[Figure content listings]
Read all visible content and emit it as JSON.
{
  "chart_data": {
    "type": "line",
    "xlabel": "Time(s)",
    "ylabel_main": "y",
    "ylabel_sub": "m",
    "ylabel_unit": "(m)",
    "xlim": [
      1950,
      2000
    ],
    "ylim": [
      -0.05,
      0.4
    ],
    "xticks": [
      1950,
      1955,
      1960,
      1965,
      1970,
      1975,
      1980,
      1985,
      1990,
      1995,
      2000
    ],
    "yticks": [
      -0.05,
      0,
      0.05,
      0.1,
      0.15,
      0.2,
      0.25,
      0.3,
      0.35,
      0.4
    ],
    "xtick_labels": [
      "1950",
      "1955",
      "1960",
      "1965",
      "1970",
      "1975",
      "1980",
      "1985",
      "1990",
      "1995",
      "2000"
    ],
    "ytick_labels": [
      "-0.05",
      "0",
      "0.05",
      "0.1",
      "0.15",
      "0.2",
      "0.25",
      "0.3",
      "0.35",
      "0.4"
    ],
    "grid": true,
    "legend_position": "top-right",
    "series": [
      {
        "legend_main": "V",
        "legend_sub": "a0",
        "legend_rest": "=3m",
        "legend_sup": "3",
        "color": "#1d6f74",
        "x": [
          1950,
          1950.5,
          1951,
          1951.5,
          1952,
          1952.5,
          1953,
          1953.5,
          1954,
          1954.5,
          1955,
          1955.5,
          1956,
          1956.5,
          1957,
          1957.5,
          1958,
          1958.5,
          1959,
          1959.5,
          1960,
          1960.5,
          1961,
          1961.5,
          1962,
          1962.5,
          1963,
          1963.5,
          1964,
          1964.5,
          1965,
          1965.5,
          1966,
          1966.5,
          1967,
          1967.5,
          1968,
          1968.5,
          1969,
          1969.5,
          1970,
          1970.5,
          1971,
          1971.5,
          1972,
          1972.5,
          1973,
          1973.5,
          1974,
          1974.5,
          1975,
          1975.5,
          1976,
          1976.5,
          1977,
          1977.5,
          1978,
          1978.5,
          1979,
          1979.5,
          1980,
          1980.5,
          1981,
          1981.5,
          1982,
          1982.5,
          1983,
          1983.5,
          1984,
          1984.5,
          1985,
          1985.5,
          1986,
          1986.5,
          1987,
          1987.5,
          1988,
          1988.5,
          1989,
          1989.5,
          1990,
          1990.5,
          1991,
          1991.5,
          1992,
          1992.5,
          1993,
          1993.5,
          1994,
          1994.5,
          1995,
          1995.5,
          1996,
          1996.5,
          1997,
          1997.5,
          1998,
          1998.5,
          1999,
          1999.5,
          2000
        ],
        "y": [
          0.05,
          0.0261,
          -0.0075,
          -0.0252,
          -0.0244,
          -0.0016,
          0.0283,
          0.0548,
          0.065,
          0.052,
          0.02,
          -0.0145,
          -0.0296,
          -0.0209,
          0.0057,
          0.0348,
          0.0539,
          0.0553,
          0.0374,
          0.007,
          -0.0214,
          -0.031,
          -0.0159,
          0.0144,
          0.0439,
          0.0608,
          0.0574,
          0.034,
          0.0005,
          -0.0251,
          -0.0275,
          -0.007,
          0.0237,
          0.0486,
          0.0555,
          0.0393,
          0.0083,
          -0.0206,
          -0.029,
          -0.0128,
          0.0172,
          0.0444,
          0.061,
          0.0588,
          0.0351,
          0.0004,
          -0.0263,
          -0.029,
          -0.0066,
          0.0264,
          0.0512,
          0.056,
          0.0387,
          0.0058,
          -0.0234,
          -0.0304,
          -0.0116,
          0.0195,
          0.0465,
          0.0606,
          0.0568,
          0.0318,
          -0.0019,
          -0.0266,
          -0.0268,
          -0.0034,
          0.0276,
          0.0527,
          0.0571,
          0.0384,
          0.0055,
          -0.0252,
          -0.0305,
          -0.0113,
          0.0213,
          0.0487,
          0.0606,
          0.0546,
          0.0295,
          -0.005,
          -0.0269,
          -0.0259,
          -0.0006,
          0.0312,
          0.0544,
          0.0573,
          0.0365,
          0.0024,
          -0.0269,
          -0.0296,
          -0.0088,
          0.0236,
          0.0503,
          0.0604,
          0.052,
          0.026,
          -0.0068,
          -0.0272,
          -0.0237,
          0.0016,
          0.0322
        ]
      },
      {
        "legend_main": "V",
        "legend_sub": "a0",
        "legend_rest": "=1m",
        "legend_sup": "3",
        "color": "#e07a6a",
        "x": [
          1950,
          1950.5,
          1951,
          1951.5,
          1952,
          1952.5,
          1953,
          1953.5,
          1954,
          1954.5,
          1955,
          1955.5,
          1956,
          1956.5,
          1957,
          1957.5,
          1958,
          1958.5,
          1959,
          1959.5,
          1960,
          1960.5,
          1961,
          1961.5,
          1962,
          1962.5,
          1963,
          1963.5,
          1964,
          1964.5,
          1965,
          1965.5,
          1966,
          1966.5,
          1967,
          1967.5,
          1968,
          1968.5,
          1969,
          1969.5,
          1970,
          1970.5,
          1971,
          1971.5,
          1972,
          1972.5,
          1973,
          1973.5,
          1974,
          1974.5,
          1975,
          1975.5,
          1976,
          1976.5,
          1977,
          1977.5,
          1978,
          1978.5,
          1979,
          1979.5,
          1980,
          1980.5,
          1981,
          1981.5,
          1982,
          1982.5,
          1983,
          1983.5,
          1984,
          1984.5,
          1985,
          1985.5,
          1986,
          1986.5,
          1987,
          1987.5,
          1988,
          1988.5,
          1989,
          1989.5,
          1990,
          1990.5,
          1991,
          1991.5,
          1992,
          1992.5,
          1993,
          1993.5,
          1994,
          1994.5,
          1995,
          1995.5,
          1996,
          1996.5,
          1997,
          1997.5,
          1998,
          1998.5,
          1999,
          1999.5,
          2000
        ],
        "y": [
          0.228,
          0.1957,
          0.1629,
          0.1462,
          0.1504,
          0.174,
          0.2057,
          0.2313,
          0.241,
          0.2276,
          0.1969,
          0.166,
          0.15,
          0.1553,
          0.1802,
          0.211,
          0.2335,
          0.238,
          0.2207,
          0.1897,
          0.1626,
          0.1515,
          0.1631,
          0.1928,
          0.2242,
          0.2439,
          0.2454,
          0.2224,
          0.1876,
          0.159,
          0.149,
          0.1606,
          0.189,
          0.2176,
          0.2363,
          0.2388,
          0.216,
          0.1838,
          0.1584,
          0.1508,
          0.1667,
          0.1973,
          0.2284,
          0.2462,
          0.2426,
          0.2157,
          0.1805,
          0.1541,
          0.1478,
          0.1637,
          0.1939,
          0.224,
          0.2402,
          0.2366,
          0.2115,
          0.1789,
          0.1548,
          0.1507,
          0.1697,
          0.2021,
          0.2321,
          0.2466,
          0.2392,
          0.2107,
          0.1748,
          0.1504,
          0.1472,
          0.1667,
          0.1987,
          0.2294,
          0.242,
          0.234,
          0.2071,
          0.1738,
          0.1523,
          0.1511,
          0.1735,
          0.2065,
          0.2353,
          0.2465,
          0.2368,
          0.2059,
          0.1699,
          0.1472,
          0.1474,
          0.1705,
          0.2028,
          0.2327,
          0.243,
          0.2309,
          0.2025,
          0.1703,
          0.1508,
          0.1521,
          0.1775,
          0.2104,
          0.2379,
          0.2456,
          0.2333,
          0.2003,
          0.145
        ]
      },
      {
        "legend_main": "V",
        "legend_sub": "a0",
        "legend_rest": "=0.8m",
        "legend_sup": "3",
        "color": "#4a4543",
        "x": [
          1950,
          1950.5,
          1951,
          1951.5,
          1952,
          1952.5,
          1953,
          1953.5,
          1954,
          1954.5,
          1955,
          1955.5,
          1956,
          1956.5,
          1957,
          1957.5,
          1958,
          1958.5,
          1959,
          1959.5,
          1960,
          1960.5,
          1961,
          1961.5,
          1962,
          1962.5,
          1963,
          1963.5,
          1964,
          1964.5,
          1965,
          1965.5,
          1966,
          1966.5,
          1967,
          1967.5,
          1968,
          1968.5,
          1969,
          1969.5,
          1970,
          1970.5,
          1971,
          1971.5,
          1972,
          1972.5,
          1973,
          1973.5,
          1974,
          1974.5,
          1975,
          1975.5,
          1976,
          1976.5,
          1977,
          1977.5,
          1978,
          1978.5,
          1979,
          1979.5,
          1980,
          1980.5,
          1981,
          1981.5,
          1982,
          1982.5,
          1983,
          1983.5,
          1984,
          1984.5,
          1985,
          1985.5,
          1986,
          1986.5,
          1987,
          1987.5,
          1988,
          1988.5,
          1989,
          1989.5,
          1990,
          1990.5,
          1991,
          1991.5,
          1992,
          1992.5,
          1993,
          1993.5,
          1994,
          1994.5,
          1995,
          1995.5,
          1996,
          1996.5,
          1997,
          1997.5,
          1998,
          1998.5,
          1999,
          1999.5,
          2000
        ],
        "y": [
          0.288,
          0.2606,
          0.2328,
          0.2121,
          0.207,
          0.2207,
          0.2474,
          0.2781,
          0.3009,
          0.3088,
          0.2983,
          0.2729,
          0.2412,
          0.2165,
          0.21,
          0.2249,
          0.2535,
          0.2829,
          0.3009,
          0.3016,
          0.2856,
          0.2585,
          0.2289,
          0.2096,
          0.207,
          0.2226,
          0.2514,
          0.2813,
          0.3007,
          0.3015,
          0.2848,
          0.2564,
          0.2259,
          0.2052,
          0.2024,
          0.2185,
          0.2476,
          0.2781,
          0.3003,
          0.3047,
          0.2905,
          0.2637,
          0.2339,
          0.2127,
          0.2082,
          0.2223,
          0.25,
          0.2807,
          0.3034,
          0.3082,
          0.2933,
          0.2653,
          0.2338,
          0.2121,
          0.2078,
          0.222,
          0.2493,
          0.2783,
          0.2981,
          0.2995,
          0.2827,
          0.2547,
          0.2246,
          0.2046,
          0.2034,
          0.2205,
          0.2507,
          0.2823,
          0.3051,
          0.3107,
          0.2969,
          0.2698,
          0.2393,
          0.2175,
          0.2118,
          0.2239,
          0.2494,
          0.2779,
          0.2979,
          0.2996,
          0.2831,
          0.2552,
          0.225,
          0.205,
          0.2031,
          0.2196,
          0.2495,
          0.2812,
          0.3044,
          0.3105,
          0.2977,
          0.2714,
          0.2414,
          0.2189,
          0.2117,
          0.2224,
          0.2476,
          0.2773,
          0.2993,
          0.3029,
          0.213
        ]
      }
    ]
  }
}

GOAL: Pull out every line of the records above that contains the word "color".

WRITTEN RESPONSE:
        "color": "#1d6f74",
        "color": "#e07a6a",
        "color": "#4a4543",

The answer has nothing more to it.